§ **WORK TO DO**:
Copy out every line of the data below word for word, without changing anything.

§ **EXERCISE INPUT**:
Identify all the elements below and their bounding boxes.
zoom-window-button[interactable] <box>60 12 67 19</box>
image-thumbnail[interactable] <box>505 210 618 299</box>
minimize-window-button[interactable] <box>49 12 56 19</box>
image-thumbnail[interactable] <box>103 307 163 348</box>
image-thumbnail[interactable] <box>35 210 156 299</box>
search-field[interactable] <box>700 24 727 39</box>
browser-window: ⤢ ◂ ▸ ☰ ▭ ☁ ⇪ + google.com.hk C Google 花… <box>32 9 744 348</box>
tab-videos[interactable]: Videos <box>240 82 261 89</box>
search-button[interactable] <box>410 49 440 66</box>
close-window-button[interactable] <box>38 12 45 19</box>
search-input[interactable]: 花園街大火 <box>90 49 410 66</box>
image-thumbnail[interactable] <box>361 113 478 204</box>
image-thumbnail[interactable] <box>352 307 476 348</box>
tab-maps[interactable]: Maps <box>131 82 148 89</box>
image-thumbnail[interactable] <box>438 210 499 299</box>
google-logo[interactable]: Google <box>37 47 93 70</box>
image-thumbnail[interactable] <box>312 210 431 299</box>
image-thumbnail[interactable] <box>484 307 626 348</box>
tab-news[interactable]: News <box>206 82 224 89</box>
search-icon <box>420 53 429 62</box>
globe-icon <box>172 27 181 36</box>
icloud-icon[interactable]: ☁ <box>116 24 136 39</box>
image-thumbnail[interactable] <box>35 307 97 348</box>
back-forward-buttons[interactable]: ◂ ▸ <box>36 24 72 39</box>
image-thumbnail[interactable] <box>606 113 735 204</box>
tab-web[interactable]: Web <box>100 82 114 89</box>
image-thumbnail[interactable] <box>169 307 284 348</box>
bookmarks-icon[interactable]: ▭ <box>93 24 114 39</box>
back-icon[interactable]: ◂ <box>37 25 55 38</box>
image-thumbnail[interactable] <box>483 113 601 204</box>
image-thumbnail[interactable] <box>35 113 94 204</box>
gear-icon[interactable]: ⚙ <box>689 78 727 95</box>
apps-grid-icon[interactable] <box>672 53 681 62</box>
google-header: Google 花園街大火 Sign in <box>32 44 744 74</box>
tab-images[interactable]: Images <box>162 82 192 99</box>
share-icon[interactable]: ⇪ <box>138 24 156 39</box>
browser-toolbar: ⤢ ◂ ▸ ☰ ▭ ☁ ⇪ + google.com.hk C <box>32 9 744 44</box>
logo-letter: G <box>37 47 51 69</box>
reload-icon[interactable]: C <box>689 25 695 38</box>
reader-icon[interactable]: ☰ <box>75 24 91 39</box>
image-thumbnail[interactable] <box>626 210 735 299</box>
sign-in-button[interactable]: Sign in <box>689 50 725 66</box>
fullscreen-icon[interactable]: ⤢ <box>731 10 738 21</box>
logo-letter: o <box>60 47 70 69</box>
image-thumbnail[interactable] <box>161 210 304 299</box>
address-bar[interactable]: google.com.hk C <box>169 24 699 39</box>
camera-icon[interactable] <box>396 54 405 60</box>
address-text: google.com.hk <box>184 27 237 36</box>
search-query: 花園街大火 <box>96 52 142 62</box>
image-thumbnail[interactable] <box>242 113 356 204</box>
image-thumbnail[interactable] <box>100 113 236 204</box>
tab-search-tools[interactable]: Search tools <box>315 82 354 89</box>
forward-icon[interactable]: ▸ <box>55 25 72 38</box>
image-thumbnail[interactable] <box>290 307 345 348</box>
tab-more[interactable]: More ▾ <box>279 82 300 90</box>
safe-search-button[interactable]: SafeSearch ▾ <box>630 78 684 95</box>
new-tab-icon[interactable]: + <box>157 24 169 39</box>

§ **RESULT**:
Identify all the elements below and their bounding boxes.
zoom-window-button[interactable] <box>60 12 67 19</box>
image-thumbnail[interactable] <box>505 210 618 299</box>
minimize-window-button[interactable] <box>49 12 56 19</box>
image-thumbnail[interactable] <box>103 307 163 348</box>
image-thumbnail[interactable] <box>35 210 156 299</box>
search-field[interactable] <box>700 24 727 39</box>
browser-window: ⤢ ◂ ▸ ☰ ▭ ☁ ⇪ + google.com.hk C Google 花… <box>32 9 744 348</box>
tab-videos[interactable]: Videos <box>240 82 261 89</box>
search-button[interactable] <box>410 49 440 66</box>
close-window-button[interactable] <box>38 12 45 19</box>
search-input[interactable]: 花園街大火 <box>90 49 410 66</box>
image-thumbnail[interactable] <box>361 113 478 204</box>
image-thumbnail[interactable] <box>352 307 476 348</box>
tab-maps[interactable]: Maps <box>131 82 148 89</box>
image-thumbnail[interactable] <box>438 210 499 299</box>
google-logo[interactable]: Google <box>37 47 93 70</box>
image-thumbnail[interactable] <box>312 210 431 299</box>
image-thumbnail[interactable] <box>484 307 626 348</box>
tab-news[interactable]: News <box>206 82 224 89</box>
search-icon <box>420 53 429 62</box>
globe-icon <box>172 27 181 36</box>
icloud-icon[interactable]: ☁ <box>116 24 136 39</box>
image-thumbnail[interactable] <box>35 307 97 348</box>
back-forward-buttons[interactable]: ◂ ▸ <box>36 24 72 39</box>
image-thumbnail[interactable] <box>606 113 735 204</box>
tab-web[interactable]: Web <box>100 82 114 89</box>
image-thumbnail[interactable] <box>169 307 284 348</box>
bookmarks-icon[interactable]: ▭ <box>93 24 114 39</box>
back-icon[interactable]: ◂ <box>37 25 55 38</box>
image-thumbnail[interactable] <box>483 113 601 204</box>
image-thumbnail[interactable] <box>35 113 94 204</box>
gear-icon[interactable]: ⚙ <box>689 78 727 95</box>
apps-grid-icon[interactable] <box>672 53 681 62</box>
google-header: Google 花園街大火 Sign in <box>32 44 744 74</box>
tab-images[interactable]: Images <box>162 82 192 99</box>
share-icon[interactable]: ⇪ <box>138 24 156 39</box>
browser-toolbar: ⤢ ◂ ▸ ☰ ▭ ☁ ⇪ + google.com.hk C <box>32 9 744 44</box>
logo-letter: G <box>37 47 51 69</box>
reload-icon[interactable]: C <box>689 25 695 38</box>
reader-icon[interactable]: ☰ <box>75 24 91 39</box>
image-thumbnail[interactable] <box>626 210 735 299</box>
sign-in-button[interactable]: Sign in <box>689 50 725 66</box>
fullscreen-icon[interactable]: ⤢ <box>731 10 738 21</box>
logo-letter: o <box>60 47 70 69</box>
image-thumbnail[interactable] <box>161 210 304 299</box>
address-bar[interactable]: google.com.hk C <box>169 24 699 39</box>
camera-icon[interactable] <box>396 54 405 60</box>
address-text: google.com.hk <box>184 27 237 36</box>
search-query: 花園街大火 <box>96 52 142 62</box>
image-thumbnail[interactable] <box>242 113 356 204</box>
image-thumbnail[interactable] <box>100 113 236 204</box>
tab-search-tools[interactable]: Search tools <box>315 82 354 89</box>
forward-icon[interactable]: ▸ <box>55 25 72 38</box>
image-thumbnail[interactable] <box>290 307 345 348</box>
tab-more[interactable]: More ▾ <box>279 82 300 90</box>
safe-search-button[interactable]: SafeSearch ▾ <box>630 78 684 95</box>
new-tab-icon[interactable]: + <box>157 24 169 39</box>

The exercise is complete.